### CONSIGNE
Modifiez les lignes situées entre celle contenant « card-select-checkbox[interactable]: [796, 659, 809, 673] » et celle contenant « facet-checkbox[interactable]: [92, 988, 104, 1001] », bornes incluses : remplacez « card-thumbnail » par « card-preview » sans toucher au reste.

### JEU D'ENREGISTREMENTS

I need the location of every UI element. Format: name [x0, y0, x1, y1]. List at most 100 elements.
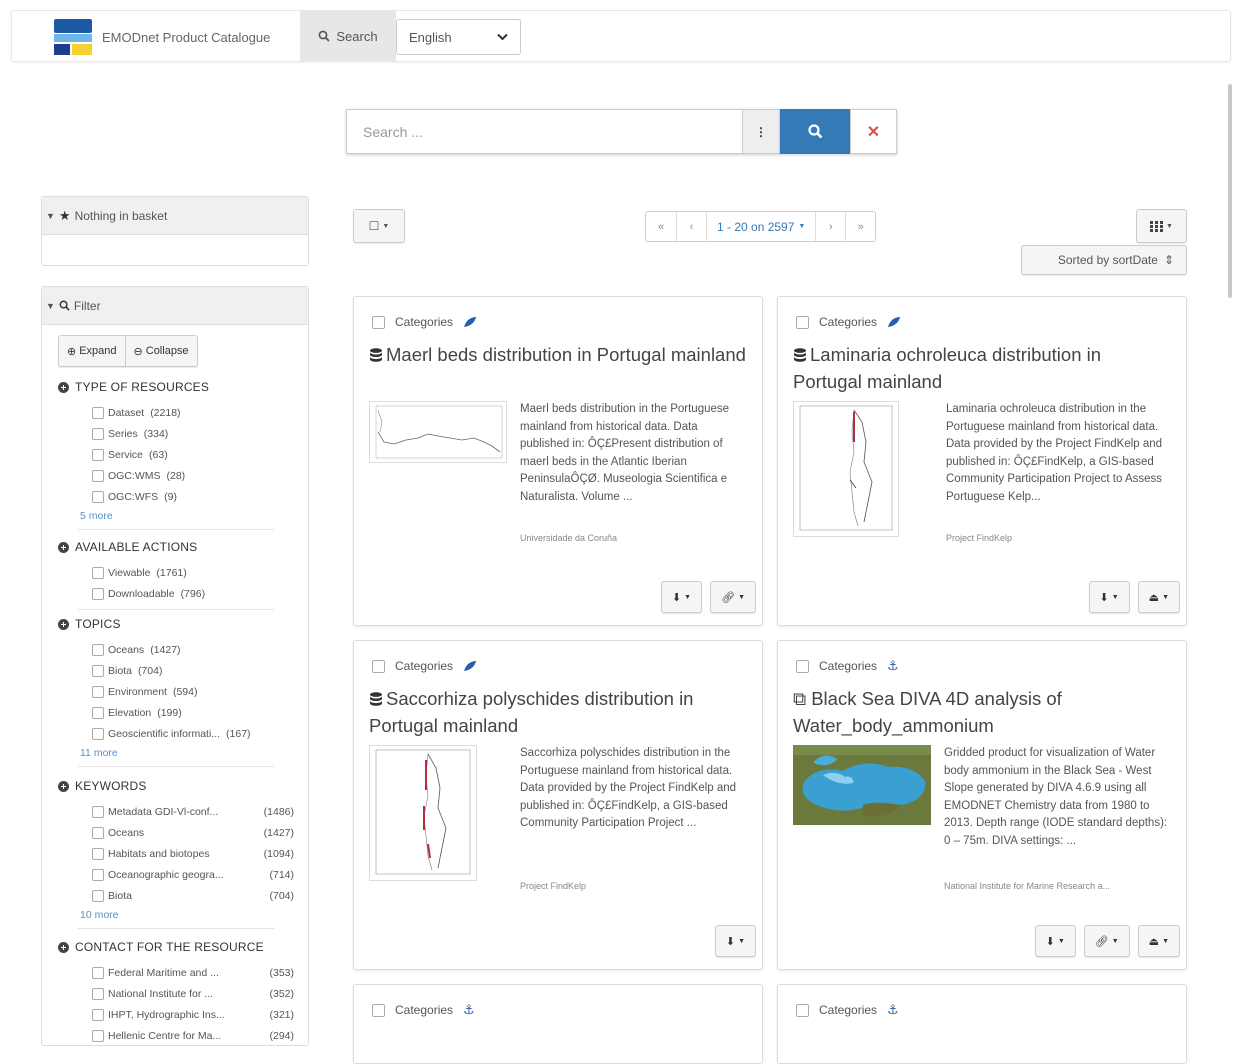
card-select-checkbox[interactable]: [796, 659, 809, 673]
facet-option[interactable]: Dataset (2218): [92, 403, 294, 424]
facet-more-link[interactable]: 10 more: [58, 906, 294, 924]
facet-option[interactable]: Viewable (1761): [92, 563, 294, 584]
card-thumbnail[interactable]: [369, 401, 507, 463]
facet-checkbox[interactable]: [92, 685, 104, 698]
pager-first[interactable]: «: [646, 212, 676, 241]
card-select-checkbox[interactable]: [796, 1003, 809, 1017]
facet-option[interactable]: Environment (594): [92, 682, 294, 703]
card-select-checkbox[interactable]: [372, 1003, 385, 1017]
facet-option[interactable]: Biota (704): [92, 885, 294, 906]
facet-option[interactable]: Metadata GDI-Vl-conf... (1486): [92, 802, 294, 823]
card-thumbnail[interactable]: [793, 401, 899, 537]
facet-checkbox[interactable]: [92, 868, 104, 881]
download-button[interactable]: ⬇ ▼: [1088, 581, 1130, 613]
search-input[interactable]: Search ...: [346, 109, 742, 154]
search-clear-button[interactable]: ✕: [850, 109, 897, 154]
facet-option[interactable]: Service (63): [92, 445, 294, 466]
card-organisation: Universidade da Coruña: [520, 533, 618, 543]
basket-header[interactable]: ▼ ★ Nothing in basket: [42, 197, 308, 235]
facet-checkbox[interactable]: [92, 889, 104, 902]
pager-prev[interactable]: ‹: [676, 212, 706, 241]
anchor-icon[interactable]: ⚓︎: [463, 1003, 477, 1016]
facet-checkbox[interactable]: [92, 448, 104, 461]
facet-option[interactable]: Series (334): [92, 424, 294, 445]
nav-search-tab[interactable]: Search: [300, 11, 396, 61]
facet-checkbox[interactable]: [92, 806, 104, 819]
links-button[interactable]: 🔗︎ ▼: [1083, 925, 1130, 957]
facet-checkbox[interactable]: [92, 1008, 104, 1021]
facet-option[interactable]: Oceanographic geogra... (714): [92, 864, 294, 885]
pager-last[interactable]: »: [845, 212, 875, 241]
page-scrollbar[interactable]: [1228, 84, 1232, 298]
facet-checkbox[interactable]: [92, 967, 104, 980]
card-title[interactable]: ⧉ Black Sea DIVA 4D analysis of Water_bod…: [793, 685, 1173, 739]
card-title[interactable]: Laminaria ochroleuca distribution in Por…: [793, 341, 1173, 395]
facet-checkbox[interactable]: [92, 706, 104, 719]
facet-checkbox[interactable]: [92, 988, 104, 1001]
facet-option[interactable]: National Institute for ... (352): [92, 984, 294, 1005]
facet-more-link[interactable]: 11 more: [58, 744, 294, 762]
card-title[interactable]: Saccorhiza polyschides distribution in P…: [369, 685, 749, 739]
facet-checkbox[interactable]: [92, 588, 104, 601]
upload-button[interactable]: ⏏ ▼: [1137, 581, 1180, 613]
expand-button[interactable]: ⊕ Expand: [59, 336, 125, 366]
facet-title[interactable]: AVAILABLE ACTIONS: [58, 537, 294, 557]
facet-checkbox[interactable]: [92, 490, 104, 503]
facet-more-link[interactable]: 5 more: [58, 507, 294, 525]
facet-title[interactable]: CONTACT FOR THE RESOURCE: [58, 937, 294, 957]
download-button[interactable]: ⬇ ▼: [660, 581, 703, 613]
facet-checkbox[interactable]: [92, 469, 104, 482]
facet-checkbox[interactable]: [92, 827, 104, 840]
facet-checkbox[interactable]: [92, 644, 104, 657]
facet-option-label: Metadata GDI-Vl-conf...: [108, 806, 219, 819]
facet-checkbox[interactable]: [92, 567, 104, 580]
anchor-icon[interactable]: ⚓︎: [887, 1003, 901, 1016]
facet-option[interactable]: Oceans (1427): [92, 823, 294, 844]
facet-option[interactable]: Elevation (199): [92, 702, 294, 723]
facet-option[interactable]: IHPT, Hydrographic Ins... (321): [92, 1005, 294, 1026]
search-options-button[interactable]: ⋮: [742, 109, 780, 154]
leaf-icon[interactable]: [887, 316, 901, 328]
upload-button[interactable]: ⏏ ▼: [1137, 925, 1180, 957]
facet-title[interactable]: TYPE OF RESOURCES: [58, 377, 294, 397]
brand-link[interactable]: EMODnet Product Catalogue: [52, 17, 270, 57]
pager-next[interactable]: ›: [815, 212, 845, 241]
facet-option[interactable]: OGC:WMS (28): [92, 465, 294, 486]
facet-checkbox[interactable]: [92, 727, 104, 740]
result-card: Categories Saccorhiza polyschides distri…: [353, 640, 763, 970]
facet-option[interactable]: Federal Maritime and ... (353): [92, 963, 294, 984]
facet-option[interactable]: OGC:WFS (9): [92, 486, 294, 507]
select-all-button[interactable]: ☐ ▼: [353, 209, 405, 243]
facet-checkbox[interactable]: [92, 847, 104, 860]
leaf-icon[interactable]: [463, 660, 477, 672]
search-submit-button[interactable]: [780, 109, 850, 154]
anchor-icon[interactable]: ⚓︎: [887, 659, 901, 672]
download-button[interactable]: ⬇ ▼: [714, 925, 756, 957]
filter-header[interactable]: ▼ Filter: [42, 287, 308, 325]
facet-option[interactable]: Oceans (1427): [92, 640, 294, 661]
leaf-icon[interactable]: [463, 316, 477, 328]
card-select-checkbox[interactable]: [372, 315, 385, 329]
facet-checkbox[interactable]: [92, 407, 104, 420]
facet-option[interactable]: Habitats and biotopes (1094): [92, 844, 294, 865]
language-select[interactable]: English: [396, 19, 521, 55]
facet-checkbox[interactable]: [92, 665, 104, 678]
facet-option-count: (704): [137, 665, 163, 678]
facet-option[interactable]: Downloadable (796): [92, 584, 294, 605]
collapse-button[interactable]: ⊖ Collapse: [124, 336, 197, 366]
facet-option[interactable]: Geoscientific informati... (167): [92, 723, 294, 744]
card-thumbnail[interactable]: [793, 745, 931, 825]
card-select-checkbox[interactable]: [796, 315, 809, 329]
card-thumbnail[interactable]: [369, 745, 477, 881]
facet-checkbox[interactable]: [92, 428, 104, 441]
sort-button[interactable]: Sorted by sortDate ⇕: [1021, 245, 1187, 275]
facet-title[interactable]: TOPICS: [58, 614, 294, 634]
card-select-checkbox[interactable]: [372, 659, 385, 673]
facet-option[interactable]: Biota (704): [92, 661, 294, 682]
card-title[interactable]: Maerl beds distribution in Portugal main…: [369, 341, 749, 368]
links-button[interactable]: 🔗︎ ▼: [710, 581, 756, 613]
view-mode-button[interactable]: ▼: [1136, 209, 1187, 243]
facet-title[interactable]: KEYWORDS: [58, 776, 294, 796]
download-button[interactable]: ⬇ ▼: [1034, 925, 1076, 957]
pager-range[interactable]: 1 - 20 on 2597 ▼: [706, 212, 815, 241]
* * *
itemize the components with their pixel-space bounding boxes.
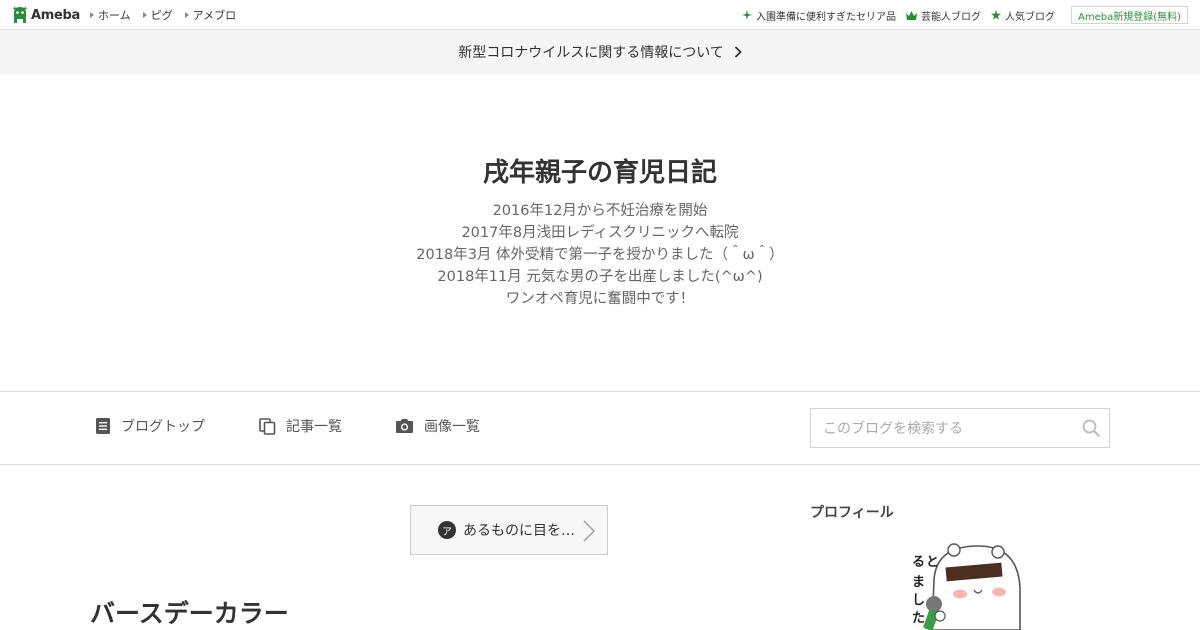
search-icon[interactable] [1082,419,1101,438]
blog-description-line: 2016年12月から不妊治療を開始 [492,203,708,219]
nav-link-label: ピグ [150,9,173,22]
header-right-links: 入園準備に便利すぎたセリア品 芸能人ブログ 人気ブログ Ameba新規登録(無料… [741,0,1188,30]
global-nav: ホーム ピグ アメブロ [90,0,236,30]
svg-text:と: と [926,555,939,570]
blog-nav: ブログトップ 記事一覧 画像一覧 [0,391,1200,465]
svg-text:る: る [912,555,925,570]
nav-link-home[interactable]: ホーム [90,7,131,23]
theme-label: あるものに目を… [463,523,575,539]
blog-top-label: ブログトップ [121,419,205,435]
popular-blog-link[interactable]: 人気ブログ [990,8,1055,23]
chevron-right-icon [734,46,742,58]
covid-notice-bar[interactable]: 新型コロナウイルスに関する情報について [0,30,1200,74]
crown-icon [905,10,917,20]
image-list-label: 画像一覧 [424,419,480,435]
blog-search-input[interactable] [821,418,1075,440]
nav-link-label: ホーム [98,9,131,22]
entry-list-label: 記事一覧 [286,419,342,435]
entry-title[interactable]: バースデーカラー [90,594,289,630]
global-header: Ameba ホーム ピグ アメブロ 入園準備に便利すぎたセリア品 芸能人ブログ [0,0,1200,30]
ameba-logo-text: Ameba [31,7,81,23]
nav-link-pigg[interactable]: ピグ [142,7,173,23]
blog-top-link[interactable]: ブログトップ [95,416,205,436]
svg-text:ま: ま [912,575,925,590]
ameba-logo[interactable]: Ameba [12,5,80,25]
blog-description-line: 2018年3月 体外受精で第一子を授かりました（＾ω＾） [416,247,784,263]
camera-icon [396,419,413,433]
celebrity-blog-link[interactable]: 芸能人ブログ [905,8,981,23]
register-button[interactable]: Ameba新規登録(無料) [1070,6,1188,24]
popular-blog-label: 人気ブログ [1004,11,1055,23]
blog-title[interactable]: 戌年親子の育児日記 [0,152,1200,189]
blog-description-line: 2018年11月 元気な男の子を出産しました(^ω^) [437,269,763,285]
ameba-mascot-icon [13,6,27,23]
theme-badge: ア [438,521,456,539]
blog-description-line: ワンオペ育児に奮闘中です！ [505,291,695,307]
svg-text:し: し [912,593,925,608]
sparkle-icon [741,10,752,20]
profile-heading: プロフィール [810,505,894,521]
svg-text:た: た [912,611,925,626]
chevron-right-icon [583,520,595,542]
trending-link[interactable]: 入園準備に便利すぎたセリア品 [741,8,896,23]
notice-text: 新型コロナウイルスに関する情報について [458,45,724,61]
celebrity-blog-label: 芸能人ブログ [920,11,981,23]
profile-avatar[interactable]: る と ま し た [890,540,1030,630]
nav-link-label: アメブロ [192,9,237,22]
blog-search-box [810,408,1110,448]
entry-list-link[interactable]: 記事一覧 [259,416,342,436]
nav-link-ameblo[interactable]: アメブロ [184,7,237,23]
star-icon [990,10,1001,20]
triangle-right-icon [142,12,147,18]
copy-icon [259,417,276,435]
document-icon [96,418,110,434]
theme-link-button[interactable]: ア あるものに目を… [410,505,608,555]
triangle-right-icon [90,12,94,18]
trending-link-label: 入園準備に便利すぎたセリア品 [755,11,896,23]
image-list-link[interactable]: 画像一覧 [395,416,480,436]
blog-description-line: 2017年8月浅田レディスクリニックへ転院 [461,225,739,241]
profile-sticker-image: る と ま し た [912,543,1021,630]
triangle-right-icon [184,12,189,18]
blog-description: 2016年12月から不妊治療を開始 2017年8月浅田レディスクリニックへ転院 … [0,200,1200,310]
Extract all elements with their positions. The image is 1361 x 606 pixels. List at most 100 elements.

### RÉPONSE COMPLÈTE
card-select-checkbox[interactable]: [796, 659, 809, 673]
facet-option[interactable]: Dataset (2218): [92, 403, 294, 424]
facet-more-link[interactable]: 10 more: [58, 906, 294, 924]
facet-option[interactable]: Viewable (1761): [92, 563, 294, 584]
card-preview[interactable]: [369, 401, 507, 463]
facet-checkbox[interactable]: [92, 685, 104, 698]
pager-first[interactable]: «: [646, 212, 676, 241]
card-select-checkbox[interactable]: [796, 1003, 809, 1017]
facet-option[interactable]: Environment (594): [92, 682, 294, 703]
card-select-checkbox[interactable]: [372, 1003, 385, 1017]
facet-option[interactable]: Biota (704): [92, 885, 294, 906]
facet-option[interactable]: Metadata GDI-Vl-conf... (1486): [92, 802, 294, 823]
card-preview[interactable]: [793, 401, 899, 537]
facet-checkbox[interactable]: [92, 868, 104, 881]
download-button[interactable]: ⬇ ▼: [1088, 581, 1130, 613]
search-input[interactable]: Search ...: [346, 109, 742, 154]
search-clear-button[interactable]: ✕: [850, 109, 897, 154]
facet-option[interactable]: Service (63): [92, 445, 294, 466]
card-organisation: Universidade da Coruña: [520, 533, 618, 543]
basket-header[interactable]: ▼ ★ Nothing in basket: [42, 197, 308, 235]
facet-checkbox[interactable]: [92, 889, 104, 902]
pager-prev[interactable]: ‹: [676, 212, 706, 241]
anchor-icon[interactable]: ⚓︎: [463, 1003, 477, 1016]
facet-checkbox[interactable]: [92, 448, 104, 461]
facet-option[interactable]: Series (334): [92, 424, 294, 445]
nav-search-tab[interactable]: Search: [300, 11, 396, 61]
facet-checkbox[interactable]: [92, 806, 104, 819]
links-button[interactable]: 🔗︎ ▼: [1083, 925, 1130, 957]
facet-checkbox[interactable]: [92, 1008, 104, 1021]
facet-option[interactable]: Oceanographic geogra... (714): [92, 864, 294, 885]
pager-last[interactable]: »: [845, 212, 875, 241]
page-scrollbar[interactable]: [1228, 84, 1232, 298]
facet-checkbox[interactable]: [92, 967, 104, 980]
card-title[interactable]: ⧉ Black Sea DIVA 4D analysis of Water_bod…: [793, 685, 1173, 739]
card-title[interactable]: Laminaria ochroleuca distribution in Por…: [793, 341, 1173, 395]
facet-checkbox[interactable]: [92, 706, 104, 719]
facet-checkbox[interactable]: [92, 988, 104, 1001]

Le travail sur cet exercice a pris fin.